Stored entries
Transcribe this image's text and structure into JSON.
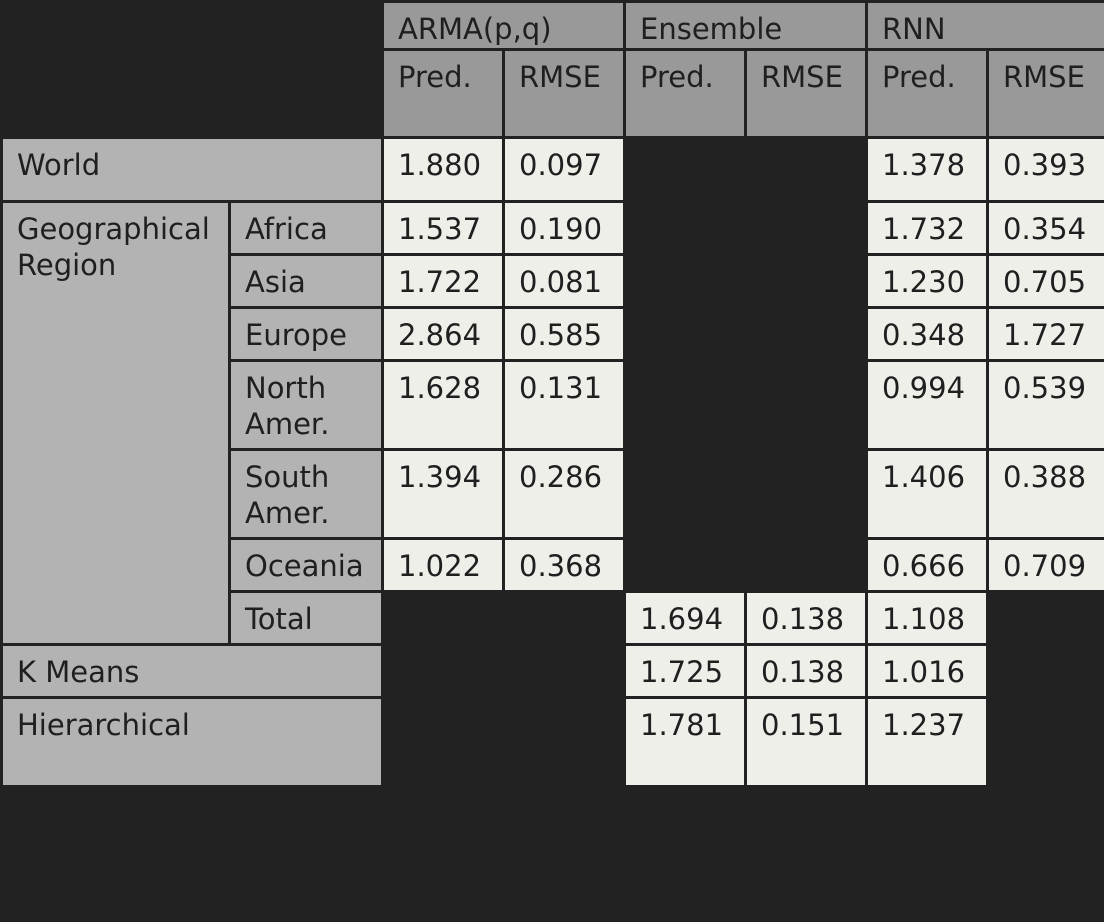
{
  "header": {
    "groups": {
      "arma": "ARMA(p,q)",
      "ensemble": "Ensemble",
      "rnn": "RNN"
    },
    "sub": {
      "pred": "Pred.",
      "rmse": "RMSE"
    }
  },
  "rows": {
    "world": {
      "label": "World",
      "arma_pred": "1.880",
      "arma_rmse": "0.097",
      "rnn_pred": "1.378",
      "rnn_rmse": "0.393"
    },
    "geo_label": "Geographical Region",
    "africa": {
      "label": "Africa",
      "arma_pred": "1.537",
      "arma_rmse": "0.190",
      "rnn_pred": "1.732",
      "rnn_rmse": "0.354"
    },
    "asia": {
      "label": "Asia",
      "arma_pred": "1.722",
      "arma_rmse": "0.081",
      "rnn_pred": "1.230",
      "rnn_rmse": "0.705"
    },
    "europe": {
      "label": "Europe",
      "arma_pred": "2.864",
      "arma_rmse": "0.585",
      "rnn_pred": "0.348",
      "rnn_rmse": "1.727"
    },
    "north_amer": {
      "label": "North Amer.",
      "arma_pred": "1.628",
      "arma_rmse": "0.131",
      "rnn_pred": "0.994",
      "rnn_rmse": "0.539"
    },
    "south_amer": {
      "label": "South Amer.",
      "arma_pred": "1.394",
      "arma_rmse": "0.286",
      "rnn_pred": "1.406",
      "rnn_rmse": "0.388"
    },
    "oceania": {
      "label": "Oceania",
      "arma_pred": "1.022",
      "arma_rmse": "0.368",
      "rnn_pred": "0.666",
      "rnn_rmse": "0.709"
    },
    "total": {
      "label": "Total",
      "ens_pred": "1.694",
      "ens_rmse": "0.138",
      "rnn_pred": "1.108"
    },
    "kmeans": {
      "label": "K Means",
      "ens_pred": "1.725",
      "ens_rmse": "0.138",
      "rnn_pred": "1.016"
    },
    "hier": {
      "label": "Hierarchical",
      "ens_pred": "1.781",
      "ens_rmse": "0.151",
      "rnn_pred": "1.237"
    }
  }
}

## EXERCISE
Repeat the listing above exactly, with no pictures.

## COMPLETE RESPONSE
Transcribe this image's text and structure into JSON.
{
  "header": {
    "groups": {
      "arma": "ARMA(p,q)",
      "ensemble": "Ensemble",
      "rnn": "RNN"
    },
    "sub": {
      "pred": "Pred.",
      "rmse": "RMSE"
    }
  },
  "rows": {
    "world": {
      "label": "World",
      "arma_pred": "1.880",
      "arma_rmse": "0.097",
      "rnn_pred": "1.378",
      "rnn_rmse": "0.393"
    },
    "geo_label": "Geographical Region",
    "africa": {
      "label": "Africa",
      "arma_pred": "1.537",
      "arma_rmse": "0.190",
      "rnn_pred": "1.732",
      "rnn_rmse": "0.354"
    },
    "asia": {
      "label": "Asia",
      "arma_pred": "1.722",
      "arma_rmse": "0.081",
      "rnn_pred": "1.230",
      "rnn_rmse": "0.705"
    },
    "europe": {
      "label": "Europe",
      "arma_pred": "2.864",
      "arma_rmse": "0.585",
      "rnn_pred": "0.348",
      "rnn_rmse": "1.727"
    },
    "north_amer": {
      "label": "North Amer.",
      "arma_pred": "1.628",
      "arma_rmse": "0.131",
      "rnn_pred": "0.994",
      "rnn_rmse": "0.539"
    },
    "south_amer": {
      "label": "South Amer.",
      "arma_pred": "1.394",
      "arma_rmse": "0.286",
      "rnn_pred": "1.406",
      "rnn_rmse": "0.388"
    },
    "oceania": {
      "label": "Oceania",
      "arma_pred": "1.022",
      "arma_rmse": "0.368",
      "rnn_pred": "0.666",
      "rnn_rmse": "0.709"
    },
    "total": {
      "label": "Total",
      "ens_pred": "1.694",
      "ens_rmse": "0.138",
      "rnn_pred": "1.108"
    },
    "kmeans": {
      "label": "K Means",
      "ens_pred": "1.725",
      "ens_rmse": "0.138",
      "rnn_pred": "1.016"
    },
    "hier": {
      "label": "Hierarchical",
      "ens_pred": "1.781",
      "ens_rmse": "0.151",
      "rnn_pred": "1.237"
    }
  }
}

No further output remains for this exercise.